THE TASK
Write out every record in full, exactly as written, please.

* start *

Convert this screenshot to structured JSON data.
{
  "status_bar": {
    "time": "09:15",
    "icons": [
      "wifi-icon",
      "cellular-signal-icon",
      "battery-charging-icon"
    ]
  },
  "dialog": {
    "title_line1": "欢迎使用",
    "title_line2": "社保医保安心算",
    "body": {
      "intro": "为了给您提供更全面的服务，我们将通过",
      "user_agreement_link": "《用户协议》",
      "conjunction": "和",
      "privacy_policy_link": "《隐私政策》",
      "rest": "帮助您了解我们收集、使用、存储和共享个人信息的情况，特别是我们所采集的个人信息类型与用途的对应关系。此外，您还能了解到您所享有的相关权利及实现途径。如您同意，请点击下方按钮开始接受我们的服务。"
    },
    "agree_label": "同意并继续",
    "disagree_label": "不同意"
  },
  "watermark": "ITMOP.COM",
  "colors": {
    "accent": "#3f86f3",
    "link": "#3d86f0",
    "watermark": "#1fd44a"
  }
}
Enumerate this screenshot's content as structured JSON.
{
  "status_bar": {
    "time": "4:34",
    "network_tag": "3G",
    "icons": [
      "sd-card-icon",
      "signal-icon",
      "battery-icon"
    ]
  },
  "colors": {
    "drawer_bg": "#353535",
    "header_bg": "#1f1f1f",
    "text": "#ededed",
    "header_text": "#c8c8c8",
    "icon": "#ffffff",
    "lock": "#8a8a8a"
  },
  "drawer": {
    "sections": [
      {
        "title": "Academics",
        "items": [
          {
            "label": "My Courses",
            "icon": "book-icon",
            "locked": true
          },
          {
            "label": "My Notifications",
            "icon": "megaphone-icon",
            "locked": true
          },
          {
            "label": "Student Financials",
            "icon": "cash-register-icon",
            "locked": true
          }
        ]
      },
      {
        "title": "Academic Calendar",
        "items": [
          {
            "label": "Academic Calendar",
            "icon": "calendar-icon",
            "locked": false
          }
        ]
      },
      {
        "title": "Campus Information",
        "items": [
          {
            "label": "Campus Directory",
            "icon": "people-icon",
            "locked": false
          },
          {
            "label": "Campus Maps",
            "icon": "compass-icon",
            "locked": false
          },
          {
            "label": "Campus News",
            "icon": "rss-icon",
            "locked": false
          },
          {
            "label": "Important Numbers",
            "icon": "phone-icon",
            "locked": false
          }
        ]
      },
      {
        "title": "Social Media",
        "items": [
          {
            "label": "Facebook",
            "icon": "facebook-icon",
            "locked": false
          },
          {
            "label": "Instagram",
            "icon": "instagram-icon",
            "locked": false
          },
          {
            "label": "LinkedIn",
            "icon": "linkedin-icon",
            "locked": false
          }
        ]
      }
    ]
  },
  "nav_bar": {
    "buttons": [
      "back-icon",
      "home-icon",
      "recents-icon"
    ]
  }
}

* end *

SOLUTION BELOW
Convert this screenshot to structured JSON data.
{
  "status_bar": {
    "time": "09:15",
    "icons": [
      "wifi-icon",
      "cellular-signal-icon",
      "battery-charging-icon"
    ]
  },
  "dialog": {
    "title_line1": "欢迎使用",
    "title_line2": "社保医保安心算",
    "body": {
      "intro": "为了给您提供更全面的服务，我们将通过",
      "user_agreement_link": "《用户协议》",
      "conjunction": "和",
      "privacy_policy_link": "《隐私政策》",
      "rest": "帮助您了解我们收集、使用、存储和共享个人信息的情况，特别是我们所采集的个人信息类型与用途的对应关系。此外，您还能了解到您所享有的相关权利及实现途径。如您同意，请点击下方按钮开始接受我们的服务。"
    },
    "agree_label": "同意并继续",
    "disagree_label": "不同意"
  },
  "watermark": "ITMOP.COM",
  "colors": {
    "accent": "#3f86f3",
    "link": "#3d86f0",
    "watermark": "#1fd44a"
  }
}
Enumerate this screenshot's content as structured JSON.
{
  "status_bar": {
    "time": "4:34",
    "network_tag": "3G",
    "icons": [
      "sd-card-icon",
      "signal-icon",
      "battery-icon"
    ]
  },
  "colors": {
    "drawer_bg": "#353535",
    "header_bg": "#1f1f1f",
    "text": "#ededed",
    "header_text": "#c8c8c8",
    "icon": "#ffffff",
    "lock": "#8a8a8a"
  },
  "drawer": {
    "sections": [
      {
        "title": "Academics",
        "items": [
          {
            "label": "My Courses",
            "icon": "book-icon",
            "locked": true
          },
          {
            "label": "My Notifications",
            "icon": "megaphone-icon",
            "locked": true
          },
          {
            "label": "Student Financials",
            "icon": "cash-register-icon",
            "locked": true
          }
        ]
      },
      {
        "title": "Academic Calendar",
        "items": [
          {
            "label": "Academic Calendar",
            "icon": "calendar-icon",
            "locked": false
          }
        ]
      },
      {
        "title": "Campus Information",
        "items": [
          {
            "label": "Campus Directory",
            "icon": "people-icon",
            "locked": false
          },
          {
            "label": "Campus Maps",
            "icon": "compass-icon",
            "locked": false
          },
          {
            "label": "Campus News",
            "icon": "rss-icon",
            "locked": false
          },
          {
            "label": "Important Numbers",
            "icon": "phone-icon",
            "locked": false
          }
        ]
      },
      {
        "title": "Social Media",
        "items": [
          {
            "label": "Facebook",
            "icon": "facebook-icon",
            "locked": false
          },
          {
            "label": "Instagram",
            "icon": "instagram-icon",
            "locked": false
          },
          {
            "label": "LinkedIn",
            "icon": "linkedin-icon",
            "locked": false
          }
        ]
      }
    ]
  },
  "nav_bar": {
    "buttons": [
      "back-icon",
      "home-icon",
      "recents-icon"
    ]
  }
}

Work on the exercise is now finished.